#### Stored data ####

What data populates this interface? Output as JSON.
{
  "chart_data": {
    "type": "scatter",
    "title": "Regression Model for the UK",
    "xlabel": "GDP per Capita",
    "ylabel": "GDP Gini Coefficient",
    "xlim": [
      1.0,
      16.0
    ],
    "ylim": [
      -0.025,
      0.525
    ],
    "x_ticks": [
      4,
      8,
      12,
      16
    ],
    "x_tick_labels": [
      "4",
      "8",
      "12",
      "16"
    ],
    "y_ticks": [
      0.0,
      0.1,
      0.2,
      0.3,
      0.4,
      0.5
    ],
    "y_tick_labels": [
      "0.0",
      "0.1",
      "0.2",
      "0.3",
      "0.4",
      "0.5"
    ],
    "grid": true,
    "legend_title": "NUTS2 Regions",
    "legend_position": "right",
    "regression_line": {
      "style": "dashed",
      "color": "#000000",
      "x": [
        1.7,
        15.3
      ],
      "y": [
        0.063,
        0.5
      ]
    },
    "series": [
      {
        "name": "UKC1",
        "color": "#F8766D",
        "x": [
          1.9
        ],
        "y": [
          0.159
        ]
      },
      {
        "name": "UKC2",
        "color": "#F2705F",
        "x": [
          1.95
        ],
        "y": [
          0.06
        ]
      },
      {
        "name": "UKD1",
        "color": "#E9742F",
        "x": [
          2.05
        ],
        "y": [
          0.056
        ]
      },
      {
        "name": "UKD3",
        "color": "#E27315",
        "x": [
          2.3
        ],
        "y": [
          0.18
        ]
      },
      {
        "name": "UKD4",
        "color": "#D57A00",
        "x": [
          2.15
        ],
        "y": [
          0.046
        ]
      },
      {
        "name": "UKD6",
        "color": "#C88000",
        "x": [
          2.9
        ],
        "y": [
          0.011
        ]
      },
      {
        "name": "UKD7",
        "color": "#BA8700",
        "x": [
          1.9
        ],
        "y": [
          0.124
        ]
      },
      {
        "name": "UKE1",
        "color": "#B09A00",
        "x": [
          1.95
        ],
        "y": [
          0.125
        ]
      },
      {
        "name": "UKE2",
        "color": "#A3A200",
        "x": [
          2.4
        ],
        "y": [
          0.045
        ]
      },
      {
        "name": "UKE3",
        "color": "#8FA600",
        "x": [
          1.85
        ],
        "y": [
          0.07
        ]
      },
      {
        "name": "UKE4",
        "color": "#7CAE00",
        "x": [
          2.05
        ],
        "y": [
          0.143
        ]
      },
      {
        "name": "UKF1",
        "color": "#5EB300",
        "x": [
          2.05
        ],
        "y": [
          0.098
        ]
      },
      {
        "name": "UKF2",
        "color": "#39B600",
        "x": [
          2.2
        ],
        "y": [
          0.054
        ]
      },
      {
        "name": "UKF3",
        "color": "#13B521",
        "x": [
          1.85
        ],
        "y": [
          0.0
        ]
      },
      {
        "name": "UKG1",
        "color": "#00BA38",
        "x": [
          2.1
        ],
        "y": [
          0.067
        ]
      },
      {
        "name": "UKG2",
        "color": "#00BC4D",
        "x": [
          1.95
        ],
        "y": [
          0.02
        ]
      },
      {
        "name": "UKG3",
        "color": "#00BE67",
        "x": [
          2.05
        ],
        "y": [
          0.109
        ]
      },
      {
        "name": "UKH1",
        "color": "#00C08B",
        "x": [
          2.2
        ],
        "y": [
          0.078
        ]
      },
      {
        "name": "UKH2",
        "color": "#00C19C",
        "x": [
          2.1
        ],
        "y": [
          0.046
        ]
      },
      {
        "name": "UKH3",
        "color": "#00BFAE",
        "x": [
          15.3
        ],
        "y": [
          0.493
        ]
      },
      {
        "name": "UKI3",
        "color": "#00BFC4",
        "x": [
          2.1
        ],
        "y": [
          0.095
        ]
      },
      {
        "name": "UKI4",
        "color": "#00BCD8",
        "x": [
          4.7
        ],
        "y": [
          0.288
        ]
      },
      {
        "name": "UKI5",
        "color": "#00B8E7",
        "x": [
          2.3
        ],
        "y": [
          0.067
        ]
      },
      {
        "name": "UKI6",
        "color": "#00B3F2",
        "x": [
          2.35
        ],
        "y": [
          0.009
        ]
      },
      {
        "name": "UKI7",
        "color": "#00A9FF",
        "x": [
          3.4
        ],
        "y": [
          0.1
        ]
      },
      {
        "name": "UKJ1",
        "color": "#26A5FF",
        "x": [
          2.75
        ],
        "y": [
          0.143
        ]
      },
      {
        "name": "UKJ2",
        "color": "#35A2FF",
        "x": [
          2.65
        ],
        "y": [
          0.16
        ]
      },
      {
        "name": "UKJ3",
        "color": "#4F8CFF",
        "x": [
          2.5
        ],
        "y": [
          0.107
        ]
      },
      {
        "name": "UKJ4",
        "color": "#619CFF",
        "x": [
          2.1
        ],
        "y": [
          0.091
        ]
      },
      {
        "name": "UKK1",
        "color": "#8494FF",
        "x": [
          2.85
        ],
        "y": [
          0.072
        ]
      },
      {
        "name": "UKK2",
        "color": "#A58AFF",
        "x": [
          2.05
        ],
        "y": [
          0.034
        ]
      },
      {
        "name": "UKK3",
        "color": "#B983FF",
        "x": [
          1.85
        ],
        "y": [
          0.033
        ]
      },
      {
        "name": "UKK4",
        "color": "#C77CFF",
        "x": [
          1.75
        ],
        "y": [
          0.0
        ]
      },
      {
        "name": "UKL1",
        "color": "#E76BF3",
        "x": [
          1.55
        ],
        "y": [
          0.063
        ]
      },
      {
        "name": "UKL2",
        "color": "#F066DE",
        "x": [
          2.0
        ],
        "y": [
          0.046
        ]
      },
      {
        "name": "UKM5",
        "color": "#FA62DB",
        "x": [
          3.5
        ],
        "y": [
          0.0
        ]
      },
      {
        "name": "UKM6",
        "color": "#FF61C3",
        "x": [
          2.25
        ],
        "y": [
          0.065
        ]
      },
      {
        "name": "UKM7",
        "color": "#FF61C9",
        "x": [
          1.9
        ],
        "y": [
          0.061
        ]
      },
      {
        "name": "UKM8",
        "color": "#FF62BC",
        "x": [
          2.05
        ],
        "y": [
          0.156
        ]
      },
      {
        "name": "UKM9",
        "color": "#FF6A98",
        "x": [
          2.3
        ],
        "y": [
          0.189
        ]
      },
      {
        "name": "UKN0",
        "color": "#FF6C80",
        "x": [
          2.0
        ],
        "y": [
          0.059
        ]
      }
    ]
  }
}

####

Prompt:
Set down the listing in full, keeping every word exactly as it is.

Solution for this task:
What data populates this interface? Output as JSON.
{
  "chart_data": {
    "type": "scatter",
    "title": "Regression Model for the UK",
    "xlabel": "GDP per Capita",
    "ylabel": "GDP Gini Coefficient",
    "xlim": [
      1.0,
      16.0
    ],
    "ylim": [
      -0.025,
      0.525
    ],
    "x_ticks": [
      4,
      8,
      12,
      16
    ],
    "x_tick_labels": [
      "4",
      "8",
      "12",
      "16"
    ],
    "y_ticks": [
      0.0,
      0.1,
      0.2,
      0.3,
      0.4,
      0.5
    ],
    "y_tick_labels": [
      "0.0",
      "0.1",
      "0.2",
      "0.3",
      "0.4",
      "0.5"
    ],
    "grid": true,
    "legend_title": "NUTS2 Regions",
    "legend_position": "right",
    "regression_line": {
      "style": "dashed",
      "color": "#000000",
      "x": [
        1.7,
        15.3
      ],
      "y": [
        0.063,
        0.5
      ]
    },
    "series": [
      {
        "name": "UKC1",
        "color": "#F8766D",
        "x": [
          1.9
        ],
        "y": [
          0.159
        ]
      },
      {
        "name": "UKC2",
        "color": "#F2705F",
        "x": [
          1.95
        ],
        "y": [
          0.06
        ]
      },
      {
        "name": "UKD1",
        "color": "#E9742F",
        "x": [
          2.05
        ],
        "y": [
          0.056
        ]
      },
      {
        "name": "UKD3",
        "color": "#E27315",
        "x": [
          2.3
        ],
        "y": [
          0.18
        ]
      },
      {
        "name": "UKD4",
        "color": "#D57A00",
        "x": [
          2.15
        ],
        "y": [
          0.046
        ]
      },
      {
        "name": "UKD6",
        "color": "#C88000",
        "x": [
          2.9
        ],
        "y": [
          0.011
        ]
      },
      {
        "name": "UKD7",
        "color": "#BA8700",
        "x": [
          1.9
        ],
        "y": [
          0.124
        ]
      },
      {
        "name": "UKE1",
        "color": "#B09A00",
        "x": [
          1.95
        ],
        "y": [
          0.125
        ]
      },
      {
        "name": "UKE2",
        "color": "#A3A200",
        "x": [
          2.4
        ],
        "y": [
          0.045
        ]
      },
      {
        "name": "UKE3",
        "color": "#8FA600",
        "x": [
          1.85
        ],
        "y": [
          0.07
        ]
      },
      {
        "name": "UKE4",
        "color": "#7CAE00",
        "x": [
          2.05
        ],
        "y": [
          0.143
        ]
      },
      {
        "name": "UKF1",
        "color": "#5EB300",
        "x": [
          2.05
        ],
        "y": [
          0.098
        ]
      },
      {
        "name": "UKF2",
        "color": "#39B600",
        "x": [
          2.2
        ],
        "y": [
          0.054
        ]
      },
      {
        "name": "UKF3",
        "color": "#13B521",
        "x": [
          1.85
        ],
        "y": [
          0.0
        ]
      },
      {
        "name": "UKG1",
        "color": "#00BA38",
        "x": [
          2.1
        ],
        "y": [
          0.067
        ]
      },
      {
        "name": "UKG2",
        "color": "#00BC4D",
        "x": [
          1.95
        ],
        "y": [
          0.02
        ]
      },
      {
        "name": "UKG3",
        "color": "#00BE67",
        "x": [
          2.05
        ],
        "y": [
          0.109
        ]
      },
      {
        "name": "UKH1",
        "color": "#00C08B",
        "x": [
          2.2
        ],
        "y": [
          0.078
        ]
      },
      {
        "name": "UKH2",
        "color": "#00C19C",
        "x": [
          2.1
        ],
        "y": [
          0.046
        ]
      },
      {
        "name": "UKH3",
        "color": "#00BFAE",
        "x": [
          15.3
        ],
        "y": [
          0.493
        ]
      },
      {
        "name": "UKI3",
        "color": "#00BFC4",
        "x": [
          2.1
        ],
        "y": [
          0.095
        ]
      },
      {
        "name": "UKI4",
        "color": "#00BCD8",
        "x": [
          4.7
        ],
        "y": [
          0.288
        ]
      },
      {
        "name": "UKI5",
        "color": "#00B8E7",
        "x": [
          2.3
        ],
        "y": [
          0.067
        ]
      },
      {
        "name": "UKI6",
        "color": "#00B3F2",
        "x": [
          2.35
        ],
        "y": [
          0.009
        ]
      },
      {
        "name": "UKI7",
        "color": "#00A9FF",
        "x": [
          3.4
        ],
        "y": [
          0.1
        ]
      },
      {
        "name": "UKJ1",
        "color": "#26A5FF",
        "x": [
          2.75
        ],
        "y": [
          0.143
        ]
      },
      {
        "name": "UKJ2",
        "color": "#35A2FF",
        "x": [
          2.65
        ],
        "y": [
          0.16
        ]
      },
      {
        "name": "UKJ3",
        "color": "#4F8CFF",
        "x": [
          2.5
        ],
        "y": [
          0.107
        ]
      },
      {
        "name": "UKJ4",
        "color": "#619CFF",
        "x": [
          2.1
        ],
        "y": [
          0.091
        ]
      },
      {
        "name": "UKK1",
        "color": "#8494FF",
        "x": [
          2.85
        ],
        "y": [
          0.072
        ]
      },
      {
        "name": "UKK2",
        "color": "#A58AFF",
        "x": [
          2.05
        ],
        "y": [
          0.034
        ]
      },
      {
        "name": "UKK3",
        "color": "#B983FF",
        "x": [
          1.85
        ],
        "y": [
          0.033
        ]
      },
      {
        "name": "UKK4",
        "color": "#C77CFF",
        "x": [
          1.75
        ],
        "y": [
          0.0
        ]
      },
      {
        "name": "UKL1",
        "color": "#E76BF3",
        "x": [
          1.55
        ],
        "y": [
          0.063
        ]
      },
      {
        "name": "UKL2",
        "color": "#F066DE",
        "x": [
          2.0
        ],
        "y": [
          0.046
        ]
      },
      {
        "name": "UKM5",
        "color": "#FA62DB",
        "x": [
          3.5
        ],
        "y": [
          0.0
        ]
      },
      {
        "name": "UKM6",
        "color": "#FF61C3",
        "x": [
          2.25
        ],
        "y": [
          0.065
        ]
      },
      {
        "name": "UKM7",
        "color": "#FF61C9",
        "x": [
          1.9
        ],
        "y": [
          0.061
        ]
      },
      {
        "name": "UKM8",
        "color": "#FF62BC",
        "x": [
          2.05
        ],
        "y": [
          0.156
        ]
      },
      {
        "name": "UKM9",
        "color": "#FF6A98",
        "x": [
          2.3
        ],
        "y": [
          0.189
        ]
      },
      {
        "name": "UKN0",
        "color": "#FF6C80",
        "x": [
          2.0
        ],
        "y": [
          0.059
        ]
      }
    ]
  }
}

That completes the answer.